**Exercise aim**
In the copy, include every entry exactly but none of the pictures.
# # # # # # #
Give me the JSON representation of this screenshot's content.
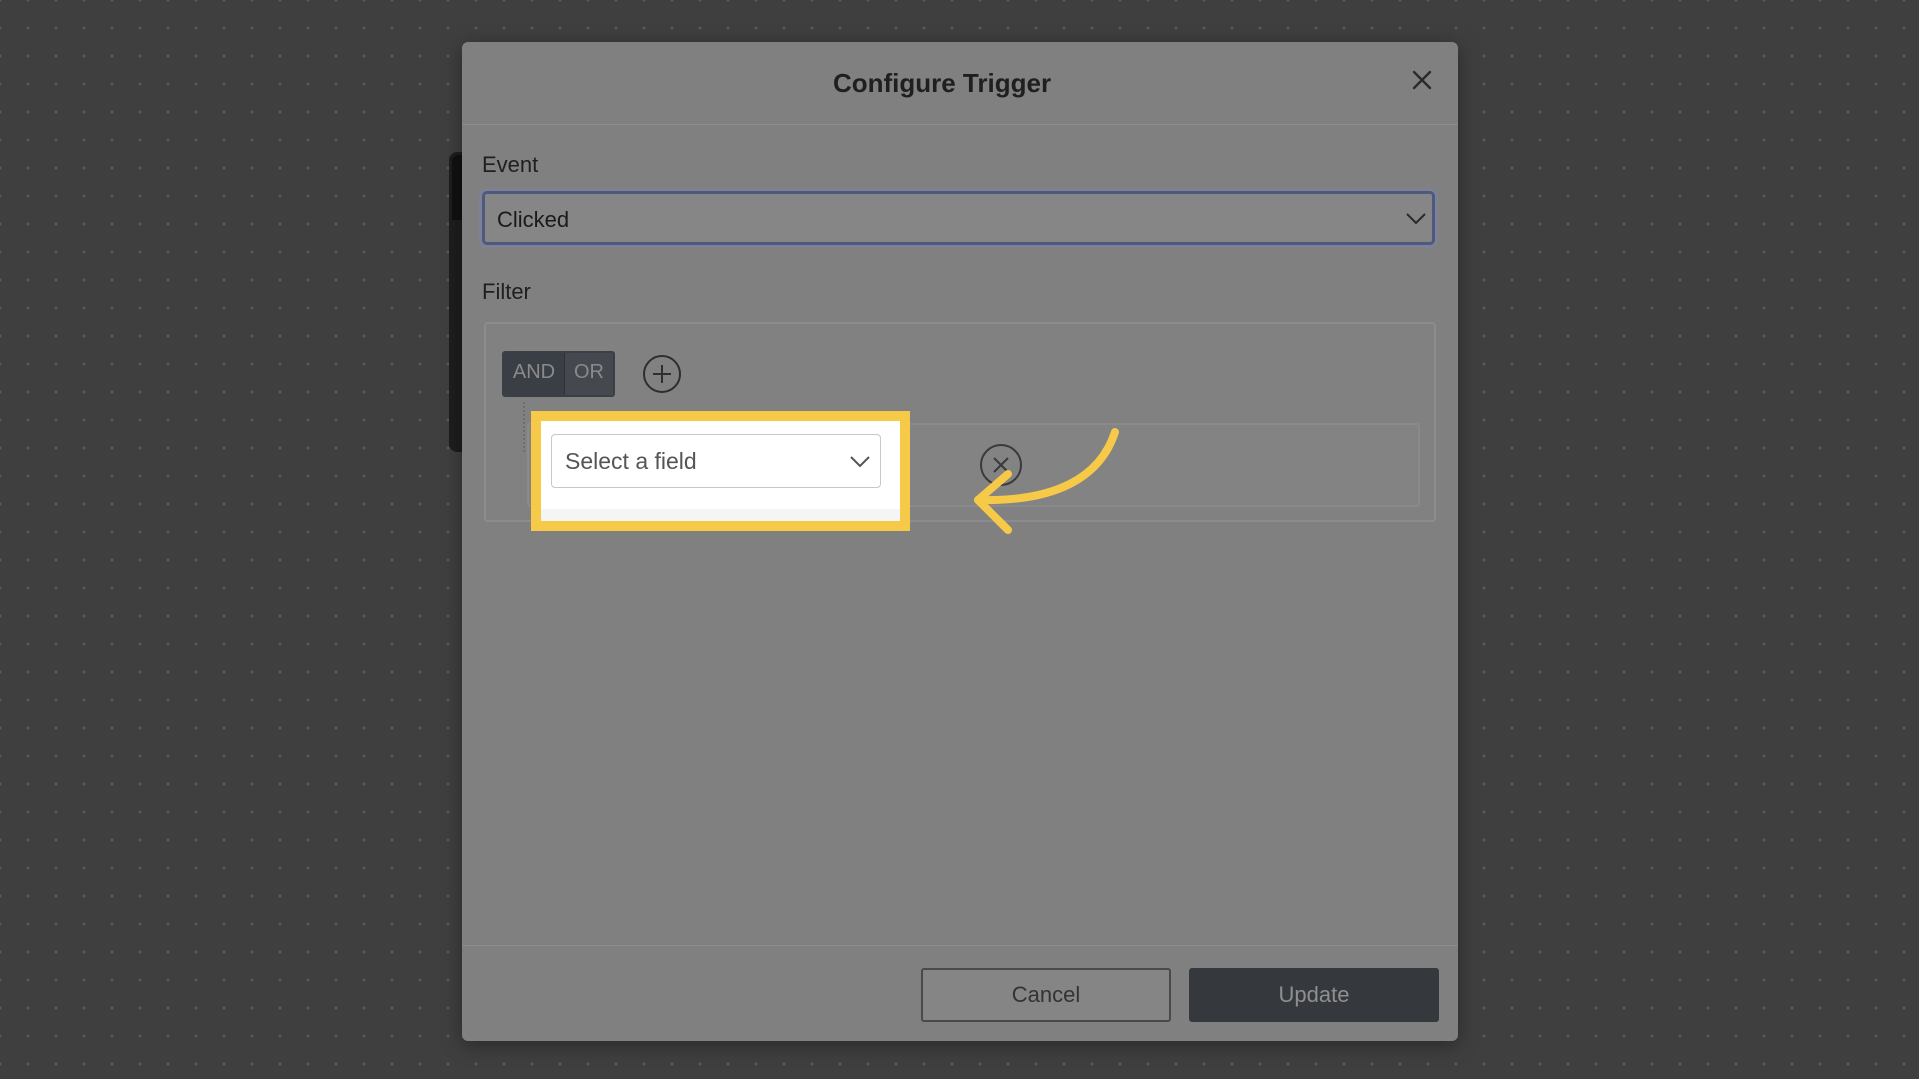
{
  "dialog": {
    "title": "Configure Trigger"
  },
  "event": {
    "label": "Event",
    "value": "Clicked"
  },
  "filter": {
    "label": "Filter",
    "logic_toggle": {
      "and_label": "AND",
      "or_label": "OR"
    },
    "rule": {
      "field_placeholder": "Select a field"
    }
  },
  "footer": {
    "cancel_label": "Cancel",
    "update_label": "Update"
  },
  "colors": {
    "highlight": "#f7c948",
    "overlay_backdrop": "#3f3f3f",
    "modal_dimmed": "#808080"
  },
  "icons": {
    "close": "close-icon",
    "event_dropdown": "chevron-down-icon",
    "add_rule": "plus-circle-icon",
    "remove_rule": "x-circle-icon",
    "field_dropdown": "chevron-down-icon",
    "pointer_arrow": "curved-arrow-icon"
  }
}
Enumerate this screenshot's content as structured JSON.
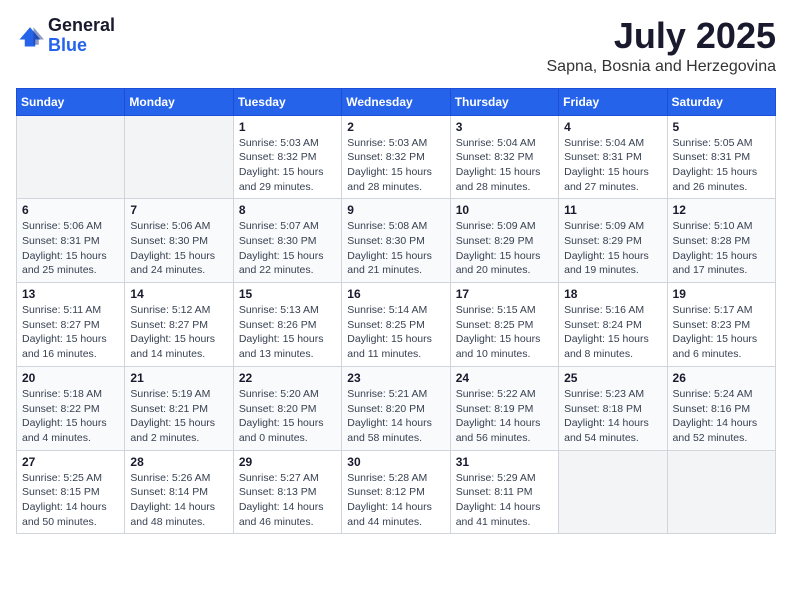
{
  "logo": {
    "general": "General",
    "blue": "Blue"
  },
  "title": "July 2025",
  "location": "Sapna, Bosnia and Herzegovina",
  "weekdays": [
    "Sunday",
    "Monday",
    "Tuesday",
    "Wednesday",
    "Thursday",
    "Friday",
    "Saturday"
  ],
  "weeks": [
    [
      {
        "day": "",
        "info": ""
      },
      {
        "day": "",
        "info": ""
      },
      {
        "day": "1",
        "info": "Sunrise: 5:03 AM\nSunset: 8:32 PM\nDaylight: 15 hours and 29 minutes."
      },
      {
        "day": "2",
        "info": "Sunrise: 5:03 AM\nSunset: 8:32 PM\nDaylight: 15 hours and 28 minutes."
      },
      {
        "day": "3",
        "info": "Sunrise: 5:04 AM\nSunset: 8:32 PM\nDaylight: 15 hours and 28 minutes."
      },
      {
        "day": "4",
        "info": "Sunrise: 5:04 AM\nSunset: 8:31 PM\nDaylight: 15 hours and 27 minutes."
      },
      {
        "day": "5",
        "info": "Sunrise: 5:05 AM\nSunset: 8:31 PM\nDaylight: 15 hours and 26 minutes."
      }
    ],
    [
      {
        "day": "6",
        "info": "Sunrise: 5:06 AM\nSunset: 8:31 PM\nDaylight: 15 hours and 25 minutes."
      },
      {
        "day": "7",
        "info": "Sunrise: 5:06 AM\nSunset: 8:30 PM\nDaylight: 15 hours and 24 minutes."
      },
      {
        "day": "8",
        "info": "Sunrise: 5:07 AM\nSunset: 8:30 PM\nDaylight: 15 hours and 22 minutes."
      },
      {
        "day": "9",
        "info": "Sunrise: 5:08 AM\nSunset: 8:30 PM\nDaylight: 15 hours and 21 minutes."
      },
      {
        "day": "10",
        "info": "Sunrise: 5:09 AM\nSunset: 8:29 PM\nDaylight: 15 hours and 20 minutes."
      },
      {
        "day": "11",
        "info": "Sunrise: 5:09 AM\nSunset: 8:29 PM\nDaylight: 15 hours and 19 minutes."
      },
      {
        "day": "12",
        "info": "Sunrise: 5:10 AM\nSunset: 8:28 PM\nDaylight: 15 hours and 17 minutes."
      }
    ],
    [
      {
        "day": "13",
        "info": "Sunrise: 5:11 AM\nSunset: 8:27 PM\nDaylight: 15 hours and 16 minutes."
      },
      {
        "day": "14",
        "info": "Sunrise: 5:12 AM\nSunset: 8:27 PM\nDaylight: 15 hours and 14 minutes."
      },
      {
        "day": "15",
        "info": "Sunrise: 5:13 AM\nSunset: 8:26 PM\nDaylight: 15 hours and 13 minutes."
      },
      {
        "day": "16",
        "info": "Sunrise: 5:14 AM\nSunset: 8:25 PM\nDaylight: 15 hours and 11 minutes."
      },
      {
        "day": "17",
        "info": "Sunrise: 5:15 AM\nSunset: 8:25 PM\nDaylight: 15 hours and 10 minutes."
      },
      {
        "day": "18",
        "info": "Sunrise: 5:16 AM\nSunset: 8:24 PM\nDaylight: 15 hours and 8 minutes."
      },
      {
        "day": "19",
        "info": "Sunrise: 5:17 AM\nSunset: 8:23 PM\nDaylight: 15 hours and 6 minutes."
      }
    ],
    [
      {
        "day": "20",
        "info": "Sunrise: 5:18 AM\nSunset: 8:22 PM\nDaylight: 15 hours and 4 minutes."
      },
      {
        "day": "21",
        "info": "Sunrise: 5:19 AM\nSunset: 8:21 PM\nDaylight: 15 hours and 2 minutes."
      },
      {
        "day": "22",
        "info": "Sunrise: 5:20 AM\nSunset: 8:20 PM\nDaylight: 15 hours and 0 minutes."
      },
      {
        "day": "23",
        "info": "Sunrise: 5:21 AM\nSunset: 8:20 PM\nDaylight: 14 hours and 58 minutes."
      },
      {
        "day": "24",
        "info": "Sunrise: 5:22 AM\nSunset: 8:19 PM\nDaylight: 14 hours and 56 minutes."
      },
      {
        "day": "25",
        "info": "Sunrise: 5:23 AM\nSunset: 8:18 PM\nDaylight: 14 hours and 54 minutes."
      },
      {
        "day": "26",
        "info": "Sunrise: 5:24 AM\nSunset: 8:16 PM\nDaylight: 14 hours and 52 minutes."
      }
    ],
    [
      {
        "day": "27",
        "info": "Sunrise: 5:25 AM\nSunset: 8:15 PM\nDaylight: 14 hours and 50 minutes."
      },
      {
        "day": "28",
        "info": "Sunrise: 5:26 AM\nSunset: 8:14 PM\nDaylight: 14 hours and 48 minutes."
      },
      {
        "day": "29",
        "info": "Sunrise: 5:27 AM\nSunset: 8:13 PM\nDaylight: 14 hours and 46 minutes."
      },
      {
        "day": "30",
        "info": "Sunrise: 5:28 AM\nSunset: 8:12 PM\nDaylight: 14 hours and 44 minutes."
      },
      {
        "day": "31",
        "info": "Sunrise: 5:29 AM\nSunset: 8:11 PM\nDaylight: 14 hours and 41 minutes."
      },
      {
        "day": "",
        "info": ""
      },
      {
        "day": "",
        "info": ""
      }
    ]
  ]
}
# # # # # # #
**Expected answer**
Give me the JSON representation of this screenshot's content.
{
  "dialog": {
    "title": "Configure Trigger"
  },
  "event": {
    "label": "Event",
    "value": "Clicked"
  },
  "filter": {
    "label": "Filter",
    "logic_toggle": {
      "and_label": "AND",
      "or_label": "OR"
    },
    "rule": {
      "field_placeholder": "Select a field"
    }
  },
  "footer": {
    "cancel_label": "Cancel",
    "update_label": "Update"
  },
  "colors": {
    "highlight": "#f7c948",
    "overlay_backdrop": "#3f3f3f",
    "modal_dimmed": "#808080"
  },
  "icons": {
    "close": "close-icon",
    "event_dropdown": "chevron-down-icon",
    "add_rule": "plus-circle-icon",
    "remove_rule": "x-circle-icon",
    "field_dropdown": "chevron-down-icon",
    "pointer_arrow": "curved-arrow-icon"
  }
}
Enumerate this screenshot's content as structured JSON.
{
  "logo": {
    "general": "General",
    "blue": "Blue"
  },
  "title": "July 2025",
  "location": "Sapna, Bosnia and Herzegovina",
  "weekdays": [
    "Sunday",
    "Monday",
    "Tuesday",
    "Wednesday",
    "Thursday",
    "Friday",
    "Saturday"
  ],
  "weeks": [
    [
      {
        "day": "",
        "info": ""
      },
      {
        "day": "",
        "info": ""
      },
      {
        "day": "1",
        "info": "Sunrise: 5:03 AM\nSunset: 8:32 PM\nDaylight: 15 hours and 29 minutes."
      },
      {
        "day": "2",
        "info": "Sunrise: 5:03 AM\nSunset: 8:32 PM\nDaylight: 15 hours and 28 minutes."
      },
      {
        "day": "3",
        "info": "Sunrise: 5:04 AM\nSunset: 8:32 PM\nDaylight: 15 hours and 28 minutes."
      },
      {
        "day": "4",
        "info": "Sunrise: 5:04 AM\nSunset: 8:31 PM\nDaylight: 15 hours and 27 minutes."
      },
      {
        "day": "5",
        "info": "Sunrise: 5:05 AM\nSunset: 8:31 PM\nDaylight: 15 hours and 26 minutes."
      }
    ],
    [
      {
        "day": "6",
        "info": "Sunrise: 5:06 AM\nSunset: 8:31 PM\nDaylight: 15 hours and 25 minutes."
      },
      {
        "day": "7",
        "info": "Sunrise: 5:06 AM\nSunset: 8:30 PM\nDaylight: 15 hours and 24 minutes."
      },
      {
        "day": "8",
        "info": "Sunrise: 5:07 AM\nSunset: 8:30 PM\nDaylight: 15 hours and 22 minutes."
      },
      {
        "day": "9",
        "info": "Sunrise: 5:08 AM\nSunset: 8:30 PM\nDaylight: 15 hours and 21 minutes."
      },
      {
        "day": "10",
        "info": "Sunrise: 5:09 AM\nSunset: 8:29 PM\nDaylight: 15 hours and 20 minutes."
      },
      {
        "day": "11",
        "info": "Sunrise: 5:09 AM\nSunset: 8:29 PM\nDaylight: 15 hours and 19 minutes."
      },
      {
        "day": "12",
        "info": "Sunrise: 5:10 AM\nSunset: 8:28 PM\nDaylight: 15 hours and 17 minutes."
      }
    ],
    [
      {
        "day": "13",
        "info": "Sunrise: 5:11 AM\nSunset: 8:27 PM\nDaylight: 15 hours and 16 minutes."
      },
      {
        "day": "14",
        "info": "Sunrise: 5:12 AM\nSunset: 8:27 PM\nDaylight: 15 hours and 14 minutes."
      },
      {
        "day": "15",
        "info": "Sunrise: 5:13 AM\nSunset: 8:26 PM\nDaylight: 15 hours and 13 minutes."
      },
      {
        "day": "16",
        "info": "Sunrise: 5:14 AM\nSunset: 8:25 PM\nDaylight: 15 hours and 11 minutes."
      },
      {
        "day": "17",
        "info": "Sunrise: 5:15 AM\nSunset: 8:25 PM\nDaylight: 15 hours and 10 minutes."
      },
      {
        "day": "18",
        "info": "Sunrise: 5:16 AM\nSunset: 8:24 PM\nDaylight: 15 hours and 8 minutes."
      },
      {
        "day": "19",
        "info": "Sunrise: 5:17 AM\nSunset: 8:23 PM\nDaylight: 15 hours and 6 minutes."
      }
    ],
    [
      {
        "day": "20",
        "info": "Sunrise: 5:18 AM\nSunset: 8:22 PM\nDaylight: 15 hours and 4 minutes."
      },
      {
        "day": "21",
        "info": "Sunrise: 5:19 AM\nSunset: 8:21 PM\nDaylight: 15 hours and 2 minutes."
      },
      {
        "day": "22",
        "info": "Sunrise: 5:20 AM\nSunset: 8:20 PM\nDaylight: 15 hours and 0 minutes."
      },
      {
        "day": "23",
        "info": "Sunrise: 5:21 AM\nSunset: 8:20 PM\nDaylight: 14 hours and 58 minutes."
      },
      {
        "day": "24",
        "info": "Sunrise: 5:22 AM\nSunset: 8:19 PM\nDaylight: 14 hours and 56 minutes."
      },
      {
        "day": "25",
        "info": "Sunrise: 5:23 AM\nSunset: 8:18 PM\nDaylight: 14 hours and 54 minutes."
      },
      {
        "day": "26",
        "info": "Sunrise: 5:24 AM\nSunset: 8:16 PM\nDaylight: 14 hours and 52 minutes."
      }
    ],
    [
      {
        "day": "27",
        "info": "Sunrise: 5:25 AM\nSunset: 8:15 PM\nDaylight: 14 hours and 50 minutes."
      },
      {
        "day": "28",
        "info": "Sunrise: 5:26 AM\nSunset: 8:14 PM\nDaylight: 14 hours and 48 minutes."
      },
      {
        "day": "29",
        "info": "Sunrise: 5:27 AM\nSunset: 8:13 PM\nDaylight: 14 hours and 46 minutes."
      },
      {
        "day": "30",
        "info": "Sunrise: 5:28 AM\nSunset: 8:12 PM\nDaylight: 14 hours and 44 minutes."
      },
      {
        "day": "31",
        "info": "Sunrise: 5:29 AM\nSunset: 8:11 PM\nDaylight: 14 hours and 41 minutes."
      },
      {
        "day": "",
        "info": ""
      },
      {
        "day": "",
        "info": ""
      }
    ]
  ]
}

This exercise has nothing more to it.